**PROBLEM DESCRIPTION**
Write out the whole listing again, exactly as given.

**MATERIAL FOR THIS TASK**
※

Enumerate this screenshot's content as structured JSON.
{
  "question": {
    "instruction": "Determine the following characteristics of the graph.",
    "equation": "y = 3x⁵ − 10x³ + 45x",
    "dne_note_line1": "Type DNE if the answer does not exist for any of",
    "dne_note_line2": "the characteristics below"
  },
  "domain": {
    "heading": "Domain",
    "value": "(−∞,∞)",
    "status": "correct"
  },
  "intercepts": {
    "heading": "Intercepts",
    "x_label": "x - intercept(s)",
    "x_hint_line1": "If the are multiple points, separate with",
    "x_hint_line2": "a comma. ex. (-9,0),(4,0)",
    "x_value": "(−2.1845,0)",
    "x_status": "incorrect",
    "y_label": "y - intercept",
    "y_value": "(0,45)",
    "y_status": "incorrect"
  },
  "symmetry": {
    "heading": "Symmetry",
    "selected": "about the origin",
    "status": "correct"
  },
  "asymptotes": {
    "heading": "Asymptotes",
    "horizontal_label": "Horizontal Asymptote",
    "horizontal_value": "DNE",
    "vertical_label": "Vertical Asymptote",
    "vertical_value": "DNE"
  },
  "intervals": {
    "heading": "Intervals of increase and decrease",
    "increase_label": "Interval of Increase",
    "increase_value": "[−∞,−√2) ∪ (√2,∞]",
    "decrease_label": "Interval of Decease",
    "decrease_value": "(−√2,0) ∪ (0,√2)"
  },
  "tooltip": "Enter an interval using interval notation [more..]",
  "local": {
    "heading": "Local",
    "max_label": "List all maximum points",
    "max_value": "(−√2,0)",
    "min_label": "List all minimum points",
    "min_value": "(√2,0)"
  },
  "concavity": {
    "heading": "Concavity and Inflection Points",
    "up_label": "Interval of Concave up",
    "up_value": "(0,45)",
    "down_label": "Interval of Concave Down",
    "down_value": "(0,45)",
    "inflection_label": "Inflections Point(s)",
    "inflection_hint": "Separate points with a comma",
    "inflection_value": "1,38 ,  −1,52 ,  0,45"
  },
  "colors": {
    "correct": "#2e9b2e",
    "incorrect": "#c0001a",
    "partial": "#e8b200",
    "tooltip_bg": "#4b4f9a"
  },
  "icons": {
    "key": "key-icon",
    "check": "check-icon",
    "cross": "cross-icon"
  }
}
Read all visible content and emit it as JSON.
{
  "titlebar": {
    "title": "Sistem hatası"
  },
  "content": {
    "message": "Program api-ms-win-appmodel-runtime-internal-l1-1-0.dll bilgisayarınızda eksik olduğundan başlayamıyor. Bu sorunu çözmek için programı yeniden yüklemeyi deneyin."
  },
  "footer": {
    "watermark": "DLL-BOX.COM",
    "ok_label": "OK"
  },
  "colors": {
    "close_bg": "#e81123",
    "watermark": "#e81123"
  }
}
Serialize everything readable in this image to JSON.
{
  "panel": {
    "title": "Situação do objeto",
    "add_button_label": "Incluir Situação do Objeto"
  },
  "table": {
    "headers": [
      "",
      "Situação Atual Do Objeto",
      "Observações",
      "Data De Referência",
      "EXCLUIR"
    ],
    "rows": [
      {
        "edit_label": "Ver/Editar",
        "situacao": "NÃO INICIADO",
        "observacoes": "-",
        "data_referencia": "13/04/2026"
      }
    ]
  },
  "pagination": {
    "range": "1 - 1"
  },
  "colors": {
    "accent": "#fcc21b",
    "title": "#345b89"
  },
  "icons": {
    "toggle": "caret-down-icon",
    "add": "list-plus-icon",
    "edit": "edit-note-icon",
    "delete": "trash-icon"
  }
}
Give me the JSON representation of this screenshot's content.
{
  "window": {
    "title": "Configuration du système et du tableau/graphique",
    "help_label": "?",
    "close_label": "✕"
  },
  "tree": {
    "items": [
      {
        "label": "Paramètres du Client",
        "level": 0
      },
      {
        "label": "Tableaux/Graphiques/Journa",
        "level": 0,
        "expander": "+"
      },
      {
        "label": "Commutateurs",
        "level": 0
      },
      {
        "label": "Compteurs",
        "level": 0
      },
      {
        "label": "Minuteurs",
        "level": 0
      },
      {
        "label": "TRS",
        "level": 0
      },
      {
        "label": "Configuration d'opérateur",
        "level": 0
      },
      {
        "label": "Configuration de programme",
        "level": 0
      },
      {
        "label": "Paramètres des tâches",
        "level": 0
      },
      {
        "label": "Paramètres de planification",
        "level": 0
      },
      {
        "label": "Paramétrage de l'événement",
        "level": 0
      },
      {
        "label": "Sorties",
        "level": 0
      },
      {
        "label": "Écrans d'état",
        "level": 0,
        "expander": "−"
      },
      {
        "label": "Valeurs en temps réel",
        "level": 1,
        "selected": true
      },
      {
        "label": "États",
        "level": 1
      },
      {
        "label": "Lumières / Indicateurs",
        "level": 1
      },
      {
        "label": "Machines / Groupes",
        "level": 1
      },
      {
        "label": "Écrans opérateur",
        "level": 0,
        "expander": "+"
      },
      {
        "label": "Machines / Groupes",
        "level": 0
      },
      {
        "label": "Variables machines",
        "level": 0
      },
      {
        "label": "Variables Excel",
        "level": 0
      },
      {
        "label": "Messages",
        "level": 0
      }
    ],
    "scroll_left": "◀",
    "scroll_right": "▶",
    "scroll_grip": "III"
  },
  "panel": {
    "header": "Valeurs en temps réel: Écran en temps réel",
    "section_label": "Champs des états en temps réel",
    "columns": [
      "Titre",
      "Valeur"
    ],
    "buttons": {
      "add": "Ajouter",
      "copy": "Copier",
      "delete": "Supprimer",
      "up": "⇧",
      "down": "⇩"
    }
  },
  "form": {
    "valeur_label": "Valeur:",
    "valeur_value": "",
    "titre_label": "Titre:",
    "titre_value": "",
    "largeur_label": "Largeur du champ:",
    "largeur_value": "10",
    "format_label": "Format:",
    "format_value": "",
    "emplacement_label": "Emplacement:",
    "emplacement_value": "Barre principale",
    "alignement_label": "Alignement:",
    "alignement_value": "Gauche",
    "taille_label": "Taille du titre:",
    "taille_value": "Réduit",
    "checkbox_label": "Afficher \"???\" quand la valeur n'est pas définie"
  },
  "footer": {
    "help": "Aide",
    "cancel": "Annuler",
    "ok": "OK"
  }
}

※

**EXPECTED OUTPUT**
Enumerate this screenshot's content as structured JSON.
{
  "question": {
    "instruction": "Determine the following characteristics of the graph.",
    "equation": "y = 3x⁵ − 10x³ + 45x",
    "dne_note_line1": "Type DNE if the answer does not exist for any of",
    "dne_note_line2": "the characteristics below"
  },
  "domain": {
    "heading": "Domain",
    "value": "(−∞,∞)",
    "status": "correct"
  },
  "intercepts": {
    "heading": "Intercepts",
    "x_label": "x - intercept(s)",
    "x_hint_line1": "If the are multiple points, separate with",
    "x_hint_line2": "a comma. ex. (-9,0),(4,0)",
    "x_value": "(−2.1845,0)",
    "x_status": "incorrect",
    "y_label": "y - intercept",
    "y_value": "(0,45)",
    "y_status": "incorrect"
  },
  "symmetry": {
    "heading": "Symmetry",
    "selected": "about the origin",
    "status": "correct"
  },
  "asymptotes": {
    "heading": "Asymptotes",
    "horizontal_label": "Horizontal Asymptote",
    "horizontal_value": "DNE",
    "vertical_label": "Vertical Asymptote",
    "vertical_value": "DNE"
  },
  "intervals": {
    "heading": "Intervals of increase and decrease",
    "increase_label": "Interval of Increase",
    "increase_value": "[−∞,−√2) ∪ (√2,∞]",
    "decrease_label": "Interval of Decease",
    "decrease_value": "(−√2,0) ∪ (0,√2)"
  },
  "tooltip": "Enter an interval using interval notation [more..]",
  "local": {
    "heading": "Local",
    "max_label": "List all maximum points",
    "max_value": "(−√2,0)",
    "min_label": "List all minimum points",
    "min_value": "(√2,0)"
  },
  "concavity": {
    "heading": "Concavity and Inflection Points",
    "up_label": "Interval of Concave up",
    "up_value": "(0,45)",
    "down_label": "Interval of Concave Down",
    "down_value": "(0,45)",
    "inflection_label": "Inflections Point(s)",
    "inflection_hint": "Separate points with a comma",
    "inflection_value": "1,38 ,  −1,52 ,  0,45"
  },
  "colors": {
    "correct": "#2e9b2e",
    "incorrect": "#c0001a",
    "partial": "#e8b200",
    "tooltip_bg": "#4b4f9a"
  },
  "icons": {
    "key": "key-icon",
    "check": "check-icon",
    "cross": "cross-icon"
  }
}
Read all visible content and emit it as JSON.
{
  "titlebar": {
    "title": "Sistem hatası"
  },
  "content": {
    "message": "Program api-ms-win-appmodel-runtime-internal-l1-1-0.dll bilgisayarınızda eksik olduğundan başlayamıyor. Bu sorunu çözmek için programı yeniden yüklemeyi deneyin."
  },
  "footer": {
    "watermark": "DLL-BOX.COM",
    "ok_label": "OK"
  },
  "colors": {
    "close_bg": "#e81123",
    "watermark": "#e81123"
  }
}
Serialize everything readable in this image to JSON.
{
  "panel": {
    "title": "Situação do objeto",
    "add_button_label": "Incluir Situação do Objeto"
  },
  "table": {
    "headers": [
      "",
      "Situação Atual Do Objeto",
      "Observações",
      "Data De Referência",
      "EXCLUIR"
    ],
    "rows": [
      {
        "edit_label": "Ver/Editar",
        "situacao": "NÃO INICIADO",
        "observacoes": "-",
        "data_referencia": "13/04/2026"
      }
    ]
  },
  "pagination": {
    "range": "1 - 1"
  },
  "colors": {
    "accent": "#fcc21b",
    "title": "#345b89"
  },
  "icons": {
    "toggle": "caret-down-icon",
    "add": "list-plus-icon",
    "edit": "edit-note-icon",
    "delete": "trash-icon"
  }
}
Give me the JSON representation of this screenshot's content.
{
  "window": {
    "title": "Configuration du système et du tableau/graphique",
    "help_label": "?",
    "close_label": "✕"
  },
  "tree": {
    "items": [
      {
        "label": "Paramètres du Client",
        "level": 0
      },
      {
        "label": "Tableaux/Graphiques/Journa",
        "level": 0,
        "expander": "+"
      },
      {
        "label": "Commutateurs",
        "level": 0
      },
      {
        "label": "Compteurs",
        "level": 0
      },
      {
        "label": "Minuteurs",
        "level": 0
      },
      {
        "label": "TRS",
        "level": 0
      },
      {
        "label": "Configuration d'opérateur",
        "level": 0
      },
      {
        "label": "Configuration de programme",
        "level": 0
      },
      {
        "label": "Paramètres des tâches",
        "level": 0
      },
      {
        "label": "Paramètres de planification",
        "level": 0
      },
      {
        "label": "Paramétrage de l'événement",
        "level": 0
      },
      {
        "label": "Sorties",
        "level": 0
      },
      {
        "label": "Écrans d'état",
        "level": 0,
        "expander": "−"
      },
      {
        "label": "Valeurs en temps réel",
        "level": 1,
        "selected": true
      },
      {
        "label": "États",
        "level": 1
      },
      {
        "label": "Lumières / Indicateurs",
        "level": 1
      },
      {
        "label": "Machines / Groupes",
        "level": 1
      },
      {
        "label": "Écrans opérateur",
        "level": 0,
        "expander": "+"
      },
      {
        "label": "Machines / Groupes",
        "level": 0
      },
      {
        "label": "Variables machines",
        "level": 0
      },
      {
        "label": "Variables Excel",
        "level": 0
      },
      {
        "label": "Messages",
        "level": 0
      }
    ],
    "scroll_left": "◀",
    "scroll_right": "▶",
    "scroll_grip": "III"
  },
  "panel": {
    "header": "Valeurs en temps réel: Écran en temps réel",
    "section_label": "Champs des états en temps réel",
    "columns": [
      "Titre",
      "Valeur"
    ],
    "buttons": {
      "add": "Ajouter",
      "copy": "Copier",
      "delete": "Supprimer",
      "up": "⇧",
      "down": "⇩"
    }
  },
  "form": {
    "valeur_label": "Valeur:",
    "valeur_value": "",
    "titre_label": "Titre:",
    "titre_value": "",
    "largeur_label": "Largeur du champ:",
    "largeur_value": "10",
    "format_label": "Format:",
    "format_value": "",
    "emplacement_label": "Emplacement:",
    "emplacement_value": "Barre principale",
    "alignement_label": "Alignement:",
    "alignement_value": "Gauche",
    "taille_label": "Taille du titre:",
    "taille_value": "Réduit",
    "checkbox_label": "Afficher \"???\" quand la valeur n'est pas définie"
  },
  "footer": {
    "help": "Aide",
    "cancel": "Annuler",
    "ok": "OK"
  }
}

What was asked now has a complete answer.